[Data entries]
════════

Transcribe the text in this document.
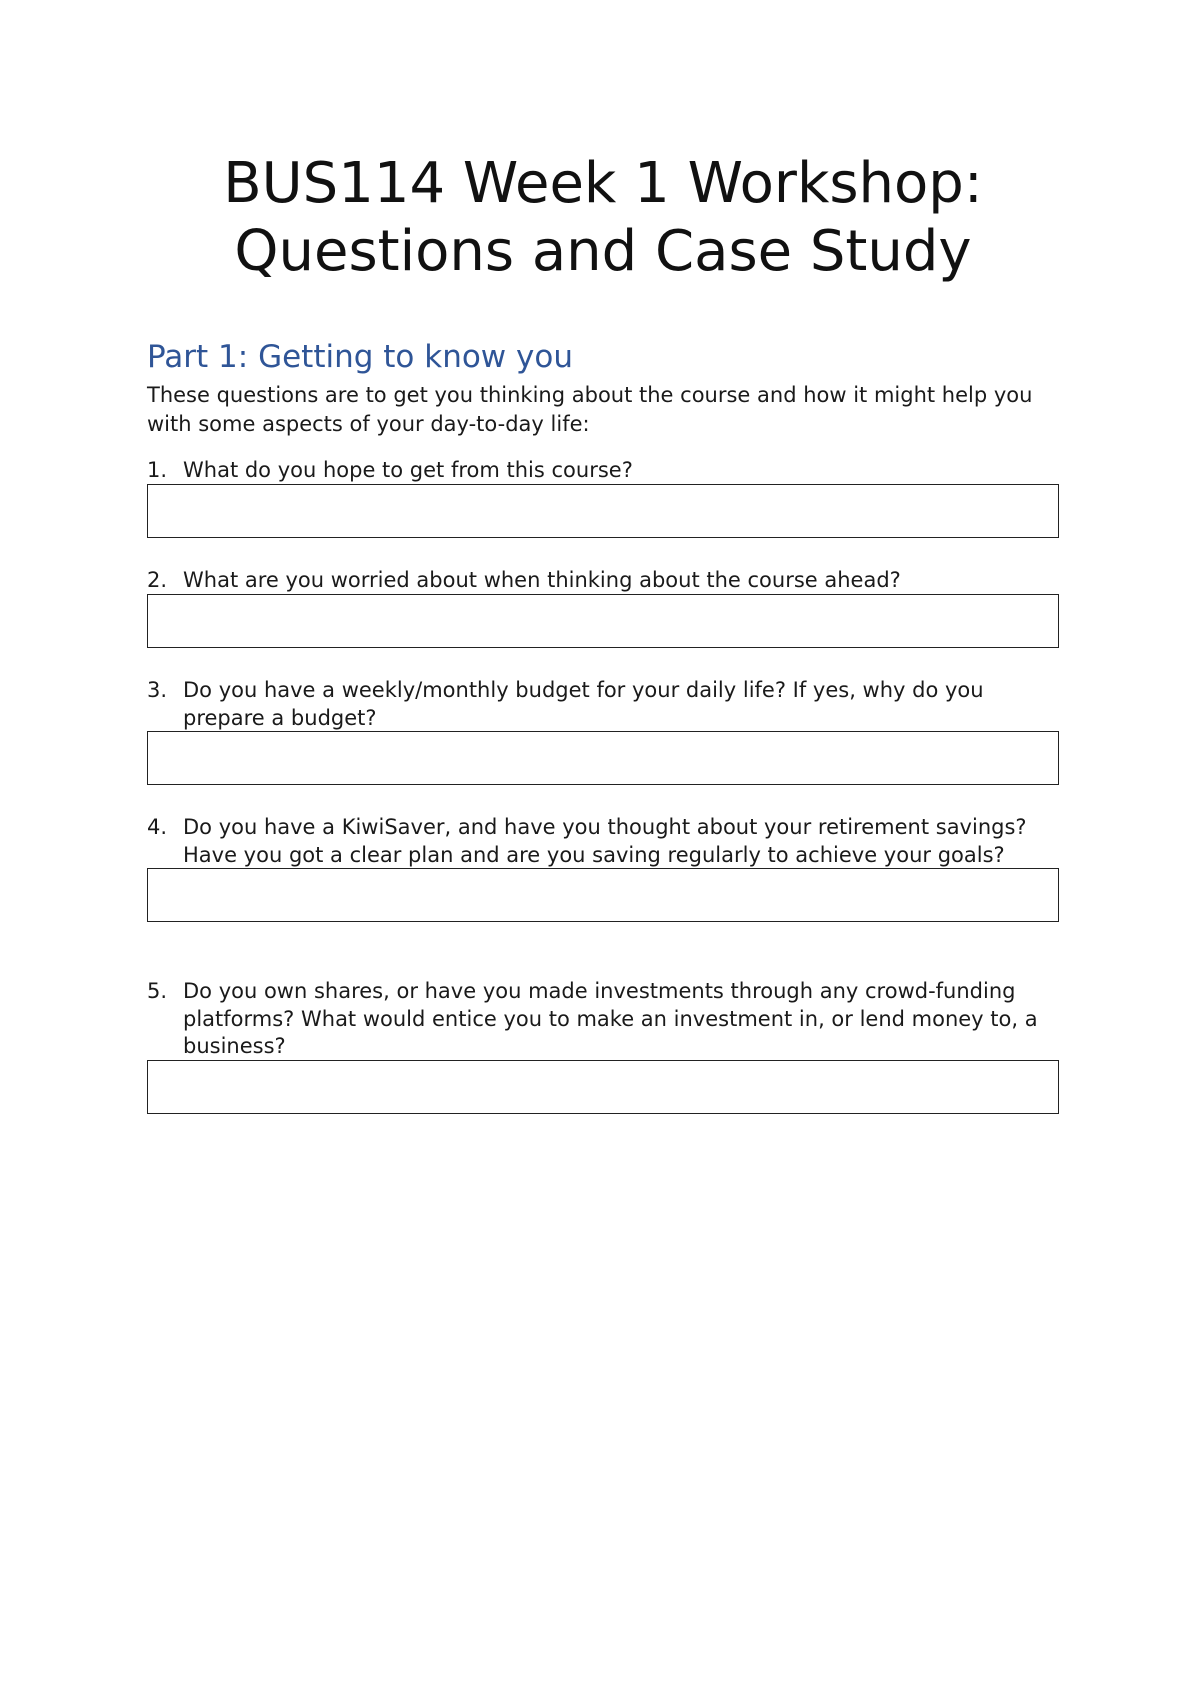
BUS114 Week 1 Workshop:
Questions and Case Study
Part 1: Getting to know you

These questions are to get you thinking about the course and how it might help you with some aspects of your day-to-day life:

1. What do you hope to get from this course?
2. What are you worried about when thinking about the course ahead?
3. Do you have a weekly/monthly budget for your daily life? If yes, why do you prepare a budget?
4. Do you have a KiwiSaver, and have you thought about your retirement savings? Have you got a clear plan and are you saving regularly to achieve your goals?
5. Do you own shares, or have you made investments through any crowd-funding platforms? What would entice you to make an investment in, or lend money to, a business?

════════

### Objective:
Omit the pictures. Transcribe every record exactly.

### Solution to this exercise:
Transcribe the text in this document.
BUS114 Week 1 Workshop:
Questions and Case Study
Part 1: Getting to know you

These questions are to get you thinking about the course and how it might help you with some aspects of your day-to-day life:

1. What do you hope to get from this course?
2. What are you worried about when thinking about the course ahead?
3. Do you have a weekly/monthly budget for your daily life? If yes, why do you prepare a budget?
4. Do you have a KiwiSaver, and have you thought about your retirement savings? Have you got a clear plan and are you saving regularly to achieve your goals?
5. Do you own shares, or have you made investments through any crowd-funding platforms? What would entice you to make an investment in, or lend money to, a business?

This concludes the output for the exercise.